Problem statement:
Print each of the entries exactly, leaving nothing out.

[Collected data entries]

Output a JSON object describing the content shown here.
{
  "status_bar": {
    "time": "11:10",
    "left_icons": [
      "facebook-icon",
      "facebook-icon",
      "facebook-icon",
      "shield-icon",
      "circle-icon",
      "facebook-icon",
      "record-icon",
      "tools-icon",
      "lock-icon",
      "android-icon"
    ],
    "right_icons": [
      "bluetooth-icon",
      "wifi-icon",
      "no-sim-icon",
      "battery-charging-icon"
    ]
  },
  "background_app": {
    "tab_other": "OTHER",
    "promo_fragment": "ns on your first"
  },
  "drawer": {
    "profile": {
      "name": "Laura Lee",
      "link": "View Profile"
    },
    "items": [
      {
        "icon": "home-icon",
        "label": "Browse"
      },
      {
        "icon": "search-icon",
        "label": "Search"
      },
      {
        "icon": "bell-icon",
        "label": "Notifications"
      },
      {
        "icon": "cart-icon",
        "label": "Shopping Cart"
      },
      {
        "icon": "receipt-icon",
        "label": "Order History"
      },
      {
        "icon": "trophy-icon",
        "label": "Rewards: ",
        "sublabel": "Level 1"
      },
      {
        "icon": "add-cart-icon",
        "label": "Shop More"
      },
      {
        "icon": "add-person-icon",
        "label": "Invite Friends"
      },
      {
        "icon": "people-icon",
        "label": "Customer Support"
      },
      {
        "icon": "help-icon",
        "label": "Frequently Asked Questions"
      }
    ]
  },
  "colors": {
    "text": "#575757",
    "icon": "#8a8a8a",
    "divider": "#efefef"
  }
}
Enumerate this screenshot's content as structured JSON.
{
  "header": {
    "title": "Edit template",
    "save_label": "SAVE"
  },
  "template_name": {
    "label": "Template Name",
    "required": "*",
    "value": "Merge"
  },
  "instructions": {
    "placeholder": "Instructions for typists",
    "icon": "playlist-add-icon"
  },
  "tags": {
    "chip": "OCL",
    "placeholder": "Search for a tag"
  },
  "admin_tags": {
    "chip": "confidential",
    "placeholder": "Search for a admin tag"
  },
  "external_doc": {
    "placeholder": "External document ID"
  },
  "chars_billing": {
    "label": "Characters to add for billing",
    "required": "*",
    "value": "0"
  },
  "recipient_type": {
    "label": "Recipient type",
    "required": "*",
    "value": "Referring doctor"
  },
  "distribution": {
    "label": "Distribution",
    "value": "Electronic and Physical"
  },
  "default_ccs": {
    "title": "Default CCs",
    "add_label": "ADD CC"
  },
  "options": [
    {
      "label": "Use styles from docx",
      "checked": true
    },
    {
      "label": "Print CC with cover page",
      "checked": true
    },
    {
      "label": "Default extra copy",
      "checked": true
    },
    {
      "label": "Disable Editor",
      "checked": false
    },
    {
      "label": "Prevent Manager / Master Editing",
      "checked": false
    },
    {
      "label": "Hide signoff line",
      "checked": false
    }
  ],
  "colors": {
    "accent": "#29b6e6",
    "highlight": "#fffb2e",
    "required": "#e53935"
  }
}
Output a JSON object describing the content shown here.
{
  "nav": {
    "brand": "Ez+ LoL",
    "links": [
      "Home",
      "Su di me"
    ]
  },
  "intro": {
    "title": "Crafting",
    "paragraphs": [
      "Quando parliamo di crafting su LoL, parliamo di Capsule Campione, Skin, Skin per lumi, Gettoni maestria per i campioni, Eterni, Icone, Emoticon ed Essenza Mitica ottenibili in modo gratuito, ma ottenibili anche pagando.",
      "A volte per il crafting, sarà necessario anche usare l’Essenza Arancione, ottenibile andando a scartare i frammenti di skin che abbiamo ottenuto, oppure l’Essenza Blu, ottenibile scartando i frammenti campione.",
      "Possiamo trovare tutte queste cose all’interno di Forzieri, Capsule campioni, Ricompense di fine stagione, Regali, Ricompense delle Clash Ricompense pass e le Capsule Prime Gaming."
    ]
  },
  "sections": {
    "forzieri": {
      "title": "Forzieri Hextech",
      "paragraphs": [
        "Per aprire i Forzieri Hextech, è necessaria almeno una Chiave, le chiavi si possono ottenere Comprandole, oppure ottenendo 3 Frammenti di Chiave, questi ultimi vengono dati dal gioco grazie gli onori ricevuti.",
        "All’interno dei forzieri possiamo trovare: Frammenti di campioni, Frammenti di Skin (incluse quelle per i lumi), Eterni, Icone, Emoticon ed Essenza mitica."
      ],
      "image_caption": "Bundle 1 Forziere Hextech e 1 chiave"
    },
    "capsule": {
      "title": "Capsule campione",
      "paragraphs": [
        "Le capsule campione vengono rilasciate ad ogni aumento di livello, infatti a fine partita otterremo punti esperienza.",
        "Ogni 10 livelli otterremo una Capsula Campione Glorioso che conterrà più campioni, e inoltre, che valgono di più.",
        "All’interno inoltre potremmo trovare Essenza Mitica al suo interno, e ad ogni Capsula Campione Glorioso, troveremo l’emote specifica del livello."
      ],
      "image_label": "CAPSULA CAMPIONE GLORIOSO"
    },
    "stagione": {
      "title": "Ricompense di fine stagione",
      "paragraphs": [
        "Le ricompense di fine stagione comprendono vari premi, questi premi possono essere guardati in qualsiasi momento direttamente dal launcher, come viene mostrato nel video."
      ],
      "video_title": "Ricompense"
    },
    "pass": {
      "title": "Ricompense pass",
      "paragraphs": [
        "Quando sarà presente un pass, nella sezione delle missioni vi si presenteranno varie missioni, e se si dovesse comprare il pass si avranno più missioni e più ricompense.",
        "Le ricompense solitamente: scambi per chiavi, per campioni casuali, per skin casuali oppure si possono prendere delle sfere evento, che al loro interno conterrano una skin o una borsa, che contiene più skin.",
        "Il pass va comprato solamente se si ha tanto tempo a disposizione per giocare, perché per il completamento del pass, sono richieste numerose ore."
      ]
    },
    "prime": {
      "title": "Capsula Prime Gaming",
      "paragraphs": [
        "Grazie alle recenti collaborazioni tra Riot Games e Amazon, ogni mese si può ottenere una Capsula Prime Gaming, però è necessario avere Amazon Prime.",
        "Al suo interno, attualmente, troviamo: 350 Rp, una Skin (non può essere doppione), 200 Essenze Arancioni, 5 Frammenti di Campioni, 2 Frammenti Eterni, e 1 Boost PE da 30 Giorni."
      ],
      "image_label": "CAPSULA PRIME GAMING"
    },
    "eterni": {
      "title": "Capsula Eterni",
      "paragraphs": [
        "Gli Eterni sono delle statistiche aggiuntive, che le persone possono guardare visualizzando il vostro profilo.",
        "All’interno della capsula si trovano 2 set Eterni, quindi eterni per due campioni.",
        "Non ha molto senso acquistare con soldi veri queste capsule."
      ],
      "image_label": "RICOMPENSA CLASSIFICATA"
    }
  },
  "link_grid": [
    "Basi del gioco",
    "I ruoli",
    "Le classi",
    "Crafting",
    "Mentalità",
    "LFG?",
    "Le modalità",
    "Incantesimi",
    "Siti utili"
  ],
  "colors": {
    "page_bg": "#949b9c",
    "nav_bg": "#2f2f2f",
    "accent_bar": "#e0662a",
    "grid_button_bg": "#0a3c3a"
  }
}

Solution to this problem:
Output a JSON object describing the content shown here.
{
  "status_bar": {
    "time": "11:10",
    "left_icons": [
      "facebook-icon",
      "facebook-icon",
      "facebook-icon",
      "shield-icon",
      "circle-icon",
      "facebook-icon",
      "record-icon",
      "tools-icon",
      "lock-icon",
      "android-icon"
    ],
    "right_icons": [
      "bluetooth-icon",
      "wifi-icon",
      "no-sim-icon",
      "battery-charging-icon"
    ]
  },
  "background_app": {
    "tab_other": "OTHER",
    "promo_fragment": "ns on your first"
  },
  "drawer": {
    "profile": {
      "name": "Laura Lee",
      "link": "View Profile"
    },
    "items": [
      {
        "icon": "home-icon",
        "label": "Browse"
      },
      {
        "icon": "search-icon",
        "label": "Search"
      },
      {
        "icon": "bell-icon",
        "label": "Notifications"
      },
      {
        "icon": "cart-icon",
        "label": "Shopping Cart"
      },
      {
        "icon": "receipt-icon",
        "label": "Order History"
      },
      {
        "icon": "trophy-icon",
        "label": "Rewards: ",
        "sublabel": "Level 1"
      },
      {
        "icon": "add-cart-icon",
        "label": "Shop More"
      },
      {
        "icon": "add-person-icon",
        "label": "Invite Friends"
      },
      {
        "icon": "people-icon",
        "label": "Customer Support"
      },
      {
        "icon": "help-icon",
        "label": "Frequently Asked Questions"
      }
    ]
  },
  "colors": {
    "text": "#575757",
    "icon": "#8a8a8a",
    "divider": "#efefef"
  }
}
Enumerate this screenshot's content as structured JSON.
{
  "header": {
    "title": "Edit template",
    "save_label": "SAVE"
  },
  "template_name": {
    "label": "Template Name",
    "required": "*",
    "value": "Merge"
  },
  "instructions": {
    "placeholder": "Instructions for typists",
    "icon": "playlist-add-icon"
  },
  "tags": {
    "chip": "OCL",
    "placeholder": "Search for a tag"
  },
  "admin_tags": {
    "chip": "confidential",
    "placeholder": "Search for a admin tag"
  },
  "external_doc": {
    "placeholder": "External document ID"
  },
  "chars_billing": {
    "label": "Characters to add for billing",
    "required": "*",
    "value": "0"
  },
  "recipient_type": {
    "label": "Recipient type",
    "required": "*",
    "value": "Referring doctor"
  },
  "distribution": {
    "label": "Distribution",
    "value": "Electronic and Physical"
  },
  "default_ccs": {
    "title": "Default CCs",
    "add_label": "ADD CC"
  },
  "options": [
    {
      "label": "Use styles from docx",
      "checked": true
    },
    {
      "label": "Print CC with cover page",
      "checked": true
    },
    {
      "label": "Default extra copy",
      "checked": true
    },
    {
      "label": "Disable Editor",
      "checked": false
    },
    {
      "label": "Prevent Manager / Master Editing",
      "checked": false
    },
    {
      "label": "Hide signoff line",
      "checked": false
    }
  ],
  "colors": {
    "accent": "#29b6e6",
    "highlight": "#fffb2e",
    "required": "#e53935"
  }
}
Output a JSON object describing the content shown here.
{
  "nav": {
    "brand": "Ez+ LoL",
    "links": [
      "Home",
      "Su di me"
    ]
  },
  "intro": {
    "title": "Crafting",
    "paragraphs": [
      "Quando parliamo di crafting su LoL, parliamo di Capsule Campione, Skin, Skin per lumi, Gettoni maestria per i campioni, Eterni, Icone, Emoticon ed Essenza Mitica ottenibili in modo gratuito, ma ottenibili anche pagando.",
      "A volte per il crafting, sarà necessario anche usare l’Essenza Arancione, ottenibile andando a scartare i frammenti di skin che abbiamo ottenuto, oppure l’Essenza Blu, ottenibile scartando i frammenti campione.",
      "Possiamo trovare tutte queste cose all’interno di Forzieri, Capsule campioni, Ricompense di fine stagione, Regali, Ricompense delle Clash Ricompense pass e le Capsule Prime Gaming."
    ]
  },
  "sections": {
    "forzieri": {
      "title": "Forzieri Hextech",
      "paragraphs": [
        "Per aprire i Forzieri Hextech, è necessaria almeno una Chiave, le chiavi si possono ottenere Comprandole, oppure ottenendo 3 Frammenti di Chiave, questi ultimi vengono dati dal gioco grazie gli onori ricevuti.",
        "All’interno dei forzieri possiamo trovare: Frammenti di campioni, Frammenti di Skin (incluse quelle per i lumi), Eterni, Icone, Emoticon ed Essenza mitica."
      ],
      "image_caption": "Bundle 1 Forziere Hextech e 1 chiave"
    },
    "capsule": {
      "title": "Capsule campione",
      "paragraphs": [
        "Le capsule campione vengono rilasciate ad ogni aumento di livello, infatti a fine partita otterremo punti esperienza.",
        "Ogni 10 livelli otterremo una Capsula Campione Glorioso che conterrà più campioni, e inoltre, che valgono di più.",
        "All’interno inoltre potremmo trovare Essenza Mitica al suo interno, e ad ogni Capsula Campione Glorioso, troveremo l’emote specifica del livello."
      ],
      "image_label": "CAPSULA CAMPIONE GLORIOSO"
    },
    "stagione": {
      "title": "Ricompense di fine stagione",
      "paragraphs": [
        "Le ricompense di fine stagione comprendono vari premi, questi premi possono essere guardati in qualsiasi momento direttamente dal launcher, come viene mostrato nel video."
      ],
      "video_title": "Ricompense"
    },
    "pass": {
      "title": "Ricompense pass",
      "paragraphs": [
        "Quando sarà presente un pass, nella sezione delle missioni vi si presenteranno varie missioni, e se si dovesse comprare il pass si avranno più missioni e più ricompense.",
        "Le ricompense solitamente: scambi per chiavi, per campioni casuali, per skin casuali oppure si possono prendere delle sfere evento, che al loro interno conterrano una skin o una borsa, che contiene più skin.",
        "Il pass va comprato solamente se si ha tanto tempo a disposizione per giocare, perché per il completamento del pass, sono richieste numerose ore."
      ]
    },
    "prime": {
      "title": "Capsula Prime Gaming",
      "paragraphs": [
        "Grazie alle recenti collaborazioni tra Riot Games e Amazon, ogni mese si può ottenere una Capsula Prime Gaming, però è necessario avere Amazon Prime.",
        "Al suo interno, attualmente, troviamo: 350 Rp, una Skin (non può essere doppione), 200 Essenze Arancioni, 5 Frammenti di Campioni, 2 Frammenti Eterni, e 1 Boost PE da 30 Giorni."
      ],
      "image_label": "CAPSULA PRIME GAMING"
    },
    "eterni": {
      "title": "Capsula Eterni",
      "paragraphs": [
        "Gli Eterni sono delle statistiche aggiuntive, che le persone possono guardare visualizzando il vostro profilo.",
        "All’interno della capsula si trovano 2 set Eterni, quindi eterni per due campioni.",
        "Non ha molto senso acquistare con soldi veri queste capsule."
      ],
      "image_label": "RICOMPENSA CLASSIFICATA"
    }
  },
  "link_grid": [
    "Basi del gioco",
    "I ruoli",
    "Le classi",
    "Crafting",
    "Mentalità",
    "LFG?",
    "Le modalità",
    "Incantesimi",
    "Siti utili"
  ],
  "colors": {
    "page_bg": "#949b9c",
    "nav_bg": "#2f2f2f",
    "accent_bar": "#e0662a",
    "grid_button_bg": "#0a3c3a"
  }
}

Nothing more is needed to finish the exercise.